EXTRACTED TEXT —
September 7, 2016--The Fly (Part One)

I was all excited as my classmate English majors and I stumbled out of Professor Jim Zito's class on Shakespeare's Late Plays.

He had just finished his Lear lectures, this most desperate of tragedies, citing Gloucester in Act 4's most desperate of utterances--
As fles to wanton boys are we to th' gods. 
They kill us for their sport.
This gave me a reason to approach him. Something I had never done, intimidated by his brilliance.

Somehow finding my voice, I called to him, "Mr. Zito. Mr. Zito."

At Columbia, with Oxbridge-like unpretension, even the most esteemed professors were always addressed as Mister.

"What is it Zwerling?" he said, though born in the Bronx, with his academic version of a modified British accent.

We were all known by our last names, if known at all. I was struck that he recognized mine. I had never  felt secure enough to speak in class or even pose a question. Those student colleagues who did were already ready for graduate school--they were geniuses--or even professorships. I was still struggling to find something at which I could excel.

EXTRACTED ENTRIES —
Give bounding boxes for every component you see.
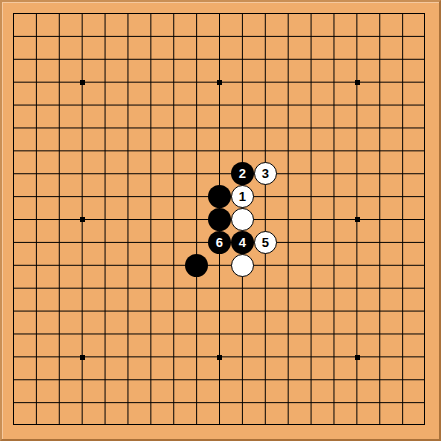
star-point <box>80 217 85 222</box>
stone-white-M9: 5 <box>254 231 277 254</box>
star-point <box>80 80 85 85</box>
stone-black-K9: 6 <box>208 231 231 254</box>
stone-black-J8 <box>185 254 208 277</box>
stone-white-L10 <box>231 208 254 231</box>
stone-black-K10 <box>208 208 231 231</box>
star-point <box>80 355 85 360</box>
stone-white-L11: 1 <box>231 185 254 208</box>
stone-white-M12: 3 <box>254 162 277 185</box>
stone-white-L8 <box>231 254 254 277</box>
star-point <box>217 355 222 360</box>
star-point <box>355 355 360 360</box>
stones-layer: 231645 <box>2 2 437 437</box>
star-point <box>355 80 360 85</box>
star-point <box>355 217 360 222</box>
stone-black-L9: 4 <box>231 231 254 254</box>
stone-black-L12: 2 <box>231 162 254 185</box>
stone-black-K11 <box>208 185 231 208</box>
star-point <box>217 80 222 85</box>
go-board: 231645 <box>0 0 441 441</box>
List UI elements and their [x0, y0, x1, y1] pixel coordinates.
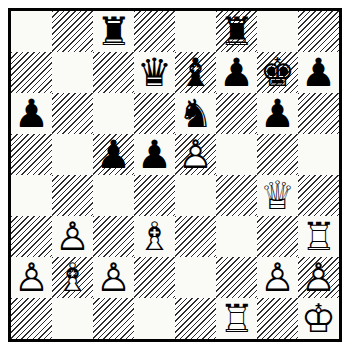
piece-outline-glyph: ♗ [52, 257, 93, 298]
chess-diagram: ♜♜♛♝♟♚♟♟♞♟♟♟♟♙♛♕♟♙♝♗♜♖♟♙♝♗♟♙♟♙♟♙♜♖♚♔ [0, 0, 350, 350]
black-queen[interactable]: ♛ [134, 52, 175, 93]
white-king[interactable]: ♚♔ [298, 298, 339, 339]
black-pawn[interactable]: ♟ [257, 93, 298, 134]
square-h5[interactable] [298, 134, 339, 175]
black-rook[interactable]: ♜ [93, 11, 134, 52]
square-h7[interactable]: ♟ [298, 52, 339, 93]
black-pawn[interactable]: ♟ [134, 134, 175, 175]
square-f4[interactable] [216, 175, 257, 216]
square-d3[interactable]: ♝♗ [134, 216, 175, 257]
square-e1[interactable] [175, 298, 216, 339]
black-pawn[interactable]: ♟ [11, 93, 52, 134]
square-d6[interactable] [134, 93, 175, 134]
square-e5[interactable]: ♟♙ [175, 134, 216, 175]
piece-outline-glyph: ♙ [175, 134, 216, 175]
square-f6[interactable] [216, 93, 257, 134]
square-e2[interactable] [175, 257, 216, 298]
square-a6[interactable]: ♟ [11, 93, 52, 134]
square-c8[interactable]: ♜ [93, 11, 134, 52]
square-d2[interactable] [134, 257, 175, 298]
square-a4[interactable] [11, 175, 52, 216]
square-g2[interactable]: ♟♙ [257, 257, 298, 298]
black-rook[interactable]: ♜ [216, 11, 257, 52]
piece-outline-glyph: ♙ [298, 257, 339, 298]
square-b1[interactable] [52, 298, 93, 339]
square-e6[interactable]: ♞ [175, 93, 216, 134]
piece-outline-glyph: ♕ [257, 175, 298, 216]
piece-glyph: ♜ [216, 11, 257, 52]
square-g8[interactable] [257, 11, 298, 52]
square-h1[interactable]: ♚♔ [298, 298, 339, 339]
square-b7[interactable] [52, 52, 93, 93]
square-b3[interactable]: ♟♙ [52, 216, 93, 257]
square-f7[interactable]: ♟ [216, 52, 257, 93]
square-h4[interactable] [298, 175, 339, 216]
square-f3[interactable] [216, 216, 257, 257]
white-bishop[interactable]: ♝♗ [52, 257, 93, 298]
chess-board: ♜♜♛♝♟♚♟♟♞♟♟♟♟♙♛♕♟♙♝♗♜♖♟♙♝♗♟♙♟♙♟♙♜♖♚♔ [8, 8, 342, 342]
square-d4[interactable] [134, 175, 175, 216]
square-a1[interactable] [11, 298, 52, 339]
square-h2[interactable]: ♟♙ [298, 257, 339, 298]
piece-glyph: ♟ [257, 93, 298, 134]
piece-glyph: ♚ [257, 52, 298, 93]
white-pawn[interactable]: ♟♙ [93, 257, 134, 298]
square-d1[interactable] [134, 298, 175, 339]
square-b4[interactable] [52, 175, 93, 216]
piece-glyph: ♟ [134, 134, 175, 175]
square-c7[interactable] [93, 52, 134, 93]
square-e3[interactable] [175, 216, 216, 257]
square-c3[interactable] [93, 216, 134, 257]
square-g1[interactable] [257, 298, 298, 339]
square-c2[interactable]: ♟♙ [93, 257, 134, 298]
square-e4[interactable] [175, 175, 216, 216]
black-bishop[interactable]: ♝ [175, 52, 216, 93]
square-b2[interactable]: ♝♗ [52, 257, 93, 298]
piece-glyph: ♜ [93, 11, 134, 52]
piece-glyph: ♟ [93, 134, 134, 175]
black-pawn[interactable]: ♟ [216, 52, 257, 93]
white-pawn[interactable]: ♟♙ [11, 257, 52, 298]
square-f2[interactable] [216, 257, 257, 298]
piece-outline-glyph: ♙ [257, 257, 298, 298]
piece-glyph: ♛ [134, 52, 175, 93]
piece-outline-glyph: ♖ [216, 298, 257, 339]
piece-outline-glyph: ♙ [52, 216, 93, 257]
square-e8[interactable] [175, 11, 216, 52]
square-a8[interactable] [11, 11, 52, 52]
black-pawn[interactable]: ♟ [298, 52, 339, 93]
square-c4[interactable] [93, 175, 134, 216]
square-a5[interactable] [11, 134, 52, 175]
white-rook[interactable]: ♜♖ [298, 216, 339, 257]
square-d7[interactable]: ♛ [134, 52, 175, 93]
piece-outline-glyph: ♙ [11, 257, 52, 298]
square-b5[interactable] [52, 134, 93, 175]
square-g4[interactable]: ♛♕ [257, 175, 298, 216]
piece-glyph: ♟ [11, 93, 52, 134]
piece-glyph: ♝ [175, 52, 216, 93]
square-g5[interactable] [257, 134, 298, 175]
square-b8[interactable] [52, 11, 93, 52]
white-pawn[interactable]: ♟♙ [175, 134, 216, 175]
square-a2[interactable]: ♟♙ [11, 257, 52, 298]
square-a3[interactable] [11, 216, 52, 257]
square-h8[interactable] [298, 11, 339, 52]
white-bishop[interactable]: ♝♗ [134, 216, 175, 257]
piece-glyph: ♟ [298, 52, 339, 93]
piece-glyph: ♞ [175, 93, 216, 134]
piece-outline-glyph: ♙ [93, 257, 134, 298]
white-pawn[interactable]: ♟♙ [298, 257, 339, 298]
black-knight[interactable]: ♞ [175, 93, 216, 134]
square-a7[interactable] [11, 52, 52, 93]
square-g3[interactable] [257, 216, 298, 257]
square-d5[interactable]: ♟ [134, 134, 175, 175]
square-e7[interactable]: ♝ [175, 52, 216, 93]
white-rook[interactable]: ♜♖ [216, 298, 257, 339]
white-pawn[interactable]: ♟♙ [52, 216, 93, 257]
piece-outline-glyph: ♗ [134, 216, 175, 257]
square-d8[interactable] [134, 11, 175, 52]
square-c1[interactable] [93, 298, 134, 339]
square-g7[interactable]: ♚ [257, 52, 298, 93]
square-b6[interactable] [52, 93, 93, 134]
square-h3[interactable]: ♜♖ [298, 216, 339, 257]
square-c5[interactable]: ♟ [93, 134, 134, 175]
white-pawn[interactable]: ♟♙ [257, 257, 298, 298]
square-f8[interactable]: ♜ [216, 11, 257, 52]
square-g6[interactable]: ♟ [257, 93, 298, 134]
square-c6[interactable] [93, 93, 134, 134]
square-f5[interactable] [216, 134, 257, 175]
piece-outline-glyph: ♔ [298, 298, 339, 339]
square-h6[interactable] [298, 93, 339, 134]
piece-outline-glyph: ♖ [298, 216, 339, 257]
piece-glyph: ♟ [216, 52, 257, 93]
square-f1[interactable]: ♜♖ [216, 298, 257, 339]
black-pawn[interactable]: ♟ [93, 134, 134, 175]
black-king[interactable]: ♚ [257, 52, 298, 93]
white-queen[interactable]: ♛♕ [257, 175, 298, 216]
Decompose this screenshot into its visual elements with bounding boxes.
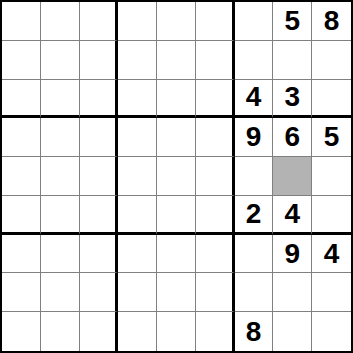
cell-r6c9[interactable] (312, 196, 351, 235)
cell-r4c7[interactable]: 9 (235, 118, 274, 157)
cell-r7c6[interactable] (196, 235, 235, 274)
cell-r2c8[interactable] (273, 41, 312, 80)
cell-r1c6[interactable] (196, 2, 235, 41)
cell-r1c4[interactable] (118, 2, 157, 41)
cell-r1c3[interactable] (80, 2, 119, 41)
cell-r1c1[interactable] (2, 2, 41, 41)
cell-r2c7[interactable] (235, 41, 274, 80)
cell-r2c2[interactable] (41, 41, 80, 80)
cell-r3c6[interactable] (196, 80, 235, 119)
cell-r4c8[interactable]: 6 (273, 118, 312, 157)
cell-r8c4[interactable] (118, 273, 157, 312)
cell-r5c2[interactable] (41, 157, 80, 196)
cell-r5c9[interactable] (312, 157, 351, 196)
cell-r1c9[interactable]: 8 (312, 2, 351, 41)
cell-r8c1[interactable] (2, 273, 41, 312)
cell-r2c9[interactable] (312, 41, 351, 80)
cell-r7c5[interactable] (157, 235, 196, 274)
cell-r9c4[interactable] (118, 312, 157, 351)
cell-r1c2[interactable] (41, 2, 80, 41)
cell-r6c8[interactable]: 4 (273, 196, 312, 235)
cell-r1c5[interactable] (157, 2, 196, 41)
sudoku-board: 584396524948 (0, 0, 353, 353)
cell-r6c4[interactable] (118, 196, 157, 235)
cell-r5c7[interactable] (235, 157, 274, 196)
cell-r3c9[interactable] (312, 80, 351, 119)
cell-r8c2[interactable] (41, 273, 80, 312)
cell-r9c9[interactable] (312, 312, 351, 351)
cell-r4c9[interactable]: 5 (312, 118, 351, 157)
cell-r3c7[interactable]: 4 (235, 80, 274, 119)
cell-r9c6[interactable] (196, 312, 235, 351)
cell-r8c7[interactable] (235, 273, 274, 312)
cell-r4c6[interactable] (196, 118, 235, 157)
cell-r8c6[interactable] (196, 273, 235, 312)
cell-r7c1[interactable] (2, 235, 41, 274)
cell-r6c6[interactable] (196, 196, 235, 235)
cell-r9c5[interactable] (157, 312, 196, 351)
cell-r6c2[interactable] (41, 196, 80, 235)
cell-r4c2[interactable] (41, 118, 80, 157)
cell-r2c4[interactable] (118, 41, 157, 80)
cell-r3c4[interactable] (118, 80, 157, 119)
cell-r5c1[interactable] (2, 157, 41, 196)
sudoku-puzzle: 584396524948 (0, 0, 353, 353)
cell-r7c4[interactable] (118, 235, 157, 274)
cell-r3c2[interactable] (41, 80, 80, 119)
cell-r9c8[interactable] (273, 312, 312, 351)
cell-r6c5[interactable] (157, 196, 196, 235)
cell-r8c3[interactable] (80, 273, 119, 312)
cell-r8c9[interactable] (312, 273, 351, 312)
cell-r7c3[interactable] (80, 235, 119, 274)
cell-r5c4[interactable] (118, 157, 157, 196)
cell-r4c5[interactable] (157, 118, 196, 157)
cell-r2c1[interactable] (2, 41, 41, 80)
cell-r7c9[interactable]: 4 (312, 235, 351, 274)
cell-r7c7[interactable] (235, 235, 274, 274)
cell-r9c7[interactable]: 8 (235, 312, 274, 351)
cell-r3c3[interactable] (80, 80, 119, 119)
cell-r3c5[interactable] (157, 80, 196, 119)
cell-r9c3[interactable] (80, 312, 119, 351)
cell-r4c1[interactable] (2, 118, 41, 157)
cell-r9c2[interactable] (41, 312, 80, 351)
cell-r2c5[interactable] (157, 41, 196, 80)
cell-r9c1[interactable] (2, 312, 41, 351)
cell-r7c2[interactable] (41, 235, 80, 274)
cell-r2c3[interactable] (80, 41, 119, 80)
cell-r6c1[interactable] (2, 196, 41, 235)
cell-r3c8[interactable]: 3 (273, 80, 312, 119)
cell-r5c8[interactable] (273, 157, 312, 196)
cell-r4c4[interactable] (118, 118, 157, 157)
cell-r6c3[interactable] (80, 196, 119, 235)
cell-r7c8[interactable]: 9 (273, 235, 312, 274)
cell-r8c5[interactable] (157, 273, 196, 312)
cell-r5c6[interactable] (196, 157, 235, 196)
cell-r3c1[interactable] (2, 80, 41, 119)
cell-r8c8[interactable] (273, 273, 312, 312)
cell-r2c6[interactable] (196, 41, 235, 80)
cell-r4c3[interactable] (80, 118, 119, 157)
cell-r5c5[interactable] (157, 157, 196, 196)
cell-r1c8[interactable]: 5 (273, 2, 312, 41)
cell-r1c7[interactable] (235, 2, 274, 41)
cell-r6c7[interactable]: 2 (235, 196, 274, 235)
cell-r5c3[interactable] (80, 157, 119, 196)
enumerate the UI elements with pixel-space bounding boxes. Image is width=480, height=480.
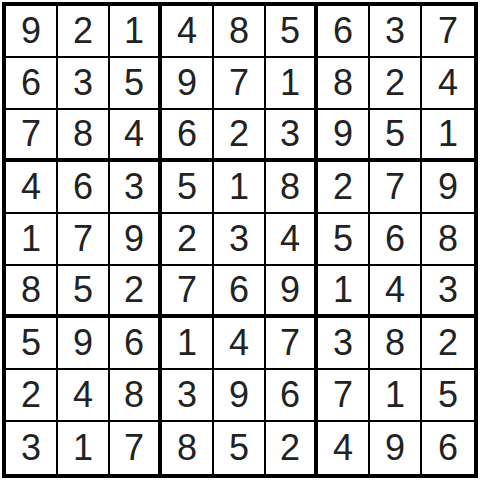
sudoku-cell-r8c6[interactable]: 6 <box>266 370 318 422</box>
sudoku-cell-r1c5[interactable]: 8 <box>214 6 266 58</box>
sudoku-cell-r2c4[interactable]: 9 <box>162 58 214 110</box>
sudoku-cell-r9c3[interactable]: 7 <box>110 422 162 474</box>
sudoku-cell-r8c1[interactable]: 2 <box>6 370 58 422</box>
sudoku-cell-r8c9[interactable]: 5 <box>422 370 474 422</box>
sudoku-cell-r7c4[interactable]: 1 <box>162 318 214 370</box>
sudoku-cell-r3c8[interactable]: 5 <box>370 110 422 162</box>
sudoku-cell-r3c5[interactable]: 2 <box>214 110 266 162</box>
sudoku-cell-r8c8[interactable]: 1 <box>370 370 422 422</box>
sudoku-cell-r4c8[interactable]: 7 <box>370 162 422 214</box>
sudoku-cell-r5c1[interactable]: 1 <box>6 214 58 266</box>
sudoku-cell-r8c4[interactable]: 3 <box>162 370 214 422</box>
sudoku-cell-r3c7[interactable]: 9 <box>318 110 370 162</box>
sudoku-cell-r4c6[interactable]: 8 <box>266 162 318 214</box>
sudoku-cell-r5c3[interactable]: 9 <box>110 214 162 266</box>
sudoku-cell-r5c2[interactable]: 7 <box>58 214 110 266</box>
sudoku-cell-r2c7[interactable]: 8 <box>318 58 370 110</box>
sudoku-cell-r5c8[interactable]: 6 <box>370 214 422 266</box>
sudoku-cell-r8c5[interactable]: 9 <box>214 370 266 422</box>
sudoku-cell-r1c9[interactable]: 7 <box>422 6 474 58</box>
sudoku-cell-r3c4[interactable]: 6 <box>162 110 214 162</box>
sudoku-cell-r4c2[interactable]: 6 <box>58 162 110 214</box>
sudoku-cell-r6c2[interactable]: 5 <box>58 266 110 318</box>
sudoku-cell-r2c1[interactable]: 6 <box>6 58 58 110</box>
sudoku-cell-r3c9[interactable]: 1 <box>422 110 474 162</box>
sudoku-cell-r6c9[interactable]: 3 <box>422 266 474 318</box>
sudoku-cell-r9c8[interactable]: 9 <box>370 422 422 474</box>
sudoku-cell-r4c7[interactable]: 2 <box>318 162 370 214</box>
sudoku-cell-r4c5[interactable]: 1 <box>214 162 266 214</box>
sudoku-cell-r2c9[interactable]: 4 <box>422 58 474 110</box>
sudoku-cell-r4c3[interactable]: 3 <box>110 162 162 214</box>
sudoku-board-wrap: 9214856376359718247846239514635182791792… <box>2 2 478 478</box>
sudoku-cell-r1c2[interactable]: 2 <box>58 6 110 58</box>
sudoku-cell-r9c1[interactable]: 3 <box>6 422 58 474</box>
sudoku-cell-r5c9[interactable]: 8 <box>422 214 474 266</box>
sudoku-cell-r6c4[interactable]: 7 <box>162 266 214 318</box>
sudoku-cell-r9c5[interactable]: 5 <box>214 422 266 474</box>
sudoku-cell-r1c1[interactable]: 9 <box>6 6 58 58</box>
sudoku-cell-r7c2[interactable]: 9 <box>58 318 110 370</box>
sudoku-board: 9214856376359718247846239514635182791792… <box>2 2 478 478</box>
sudoku-cell-r7c1[interactable]: 5 <box>6 318 58 370</box>
sudoku-cell-r1c6[interactable]: 5 <box>266 6 318 58</box>
sudoku-cell-r1c4[interactable]: 4 <box>162 6 214 58</box>
sudoku-cell-r1c8[interactable]: 3 <box>370 6 422 58</box>
sudoku-cell-r9c7[interactable]: 4 <box>318 422 370 474</box>
sudoku-cell-r6c8[interactable]: 4 <box>370 266 422 318</box>
sudoku-cell-r3c1[interactable]: 7 <box>6 110 58 162</box>
sudoku-cell-r5c6[interactable]: 4 <box>266 214 318 266</box>
sudoku-cell-r9c2[interactable]: 1 <box>58 422 110 474</box>
sudoku-cell-r2c8[interactable]: 2 <box>370 58 422 110</box>
sudoku-cell-r7c5[interactable]: 4 <box>214 318 266 370</box>
sudoku-cell-r9c6[interactable]: 2 <box>266 422 318 474</box>
sudoku-cell-r3c3[interactable]: 4 <box>110 110 162 162</box>
sudoku-cell-r1c7[interactable]: 6 <box>318 6 370 58</box>
sudoku-cell-r4c9[interactable]: 9 <box>422 162 474 214</box>
sudoku-cell-r7c3[interactable]: 6 <box>110 318 162 370</box>
sudoku-cell-r6c6[interactable]: 9 <box>266 266 318 318</box>
sudoku-cell-r7c8[interactable]: 8 <box>370 318 422 370</box>
sudoku-cell-r4c4[interactable]: 5 <box>162 162 214 214</box>
sudoku-cell-r7c9[interactable]: 2 <box>422 318 474 370</box>
sudoku-cell-r5c5[interactable]: 3 <box>214 214 266 266</box>
sudoku-cell-r8c7[interactable]: 7 <box>318 370 370 422</box>
sudoku-cell-r1c3[interactable]: 1 <box>110 6 162 58</box>
sudoku-cell-r5c4[interactable]: 2 <box>162 214 214 266</box>
sudoku-cell-r2c3[interactable]: 5 <box>110 58 162 110</box>
sudoku-cell-r7c6[interactable]: 7 <box>266 318 318 370</box>
sudoku-cell-r3c2[interactable]: 8 <box>58 110 110 162</box>
sudoku-cell-r2c2[interactable]: 3 <box>58 58 110 110</box>
sudoku-cell-r6c7[interactable]: 1 <box>318 266 370 318</box>
sudoku-cell-r4c1[interactable]: 4 <box>6 162 58 214</box>
sudoku-cell-r6c3[interactable]: 2 <box>110 266 162 318</box>
sudoku-cell-r8c2[interactable]: 4 <box>58 370 110 422</box>
sudoku-cell-r3c6[interactable]: 3 <box>266 110 318 162</box>
sudoku-cell-r9c9[interactable]: 6 <box>422 422 474 474</box>
sudoku-cell-r2c6[interactable]: 1 <box>266 58 318 110</box>
sudoku-cell-r6c1[interactable]: 8 <box>6 266 58 318</box>
sudoku-cell-r9c4[interactable]: 8 <box>162 422 214 474</box>
sudoku-cell-r5c7[interactable]: 5 <box>318 214 370 266</box>
sudoku-cell-r7c7[interactable]: 3 <box>318 318 370 370</box>
sudoku-cell-r6c5[interactable]: 6 <box>214 266 266 318</box>
sudoku-cell-r8c3[interactable]: 8 <box>110 370 162 422</box>
sudoku-cell-r2c5[interactable]: 7 <box>214 58 266 110</box>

REQUIREMENT 1 — List every real person named in the memoir passage. Leave out characters from the plays.
REQUIREMENT 2 — Extend the memoir passage about Professor Zito, starting after its last sentence.
The listing has no connection to the memoir passage.

EXPECTED ANSWER 1 — Jim Zito, Shakespeare, Zwerling

EXPECTED ANSWER 2 —
And so how did he know who I was? I supposed it was yet another example of his brilliance.

"Sir, I was wondering about the Gloucester quote.  Act 4, Scene 1."

"The one about the gods and wanton boys?"

"How did you know that . . . ?"

"Among the most vivid."

"I was wondering about William Blake. About the Song of Experience, his poem, 'The Fly,' and how . . ."

Looking up, over all of our clustered heads, he recited--

Little Fly
Thy summer's play, 
My thoughtless hand
Has brush'd away.

Am not I
A fly like thee?
Or art not thou
A man like me?

For I dance
And drink & sing
Til some blind hand
Shall brush my wing.

If thought is life
And strength & breath;
And the want 
Of thought is death;

Then am I
A happy fly,
If I live
Or if I die.

"How did you . . . ?"

"Not Blake's most nuanced. But, yes, I can see that it might refer to Gloucester."

"For Romantic Lit I'm writing a paper about . . ."

By then Mr. Zito had turned away surrounded by the chattering of his groupie geniuses.

This close encounter helped me realize that I too might have academic potential. If Mr. Zito hadn't seen the connection between Gloucester and Blake, then perhaps, maybe . . .

Though I was far from ready for graduate school, like Morris Dickstein or Sam Cherniak, both a year behind me, I began to imagine myself ten years hence on the faculty of an out-of-the-way state college or two-year community college.

These memories flooded back this past weekend when an actual fly flew into my life.

To be continued . . .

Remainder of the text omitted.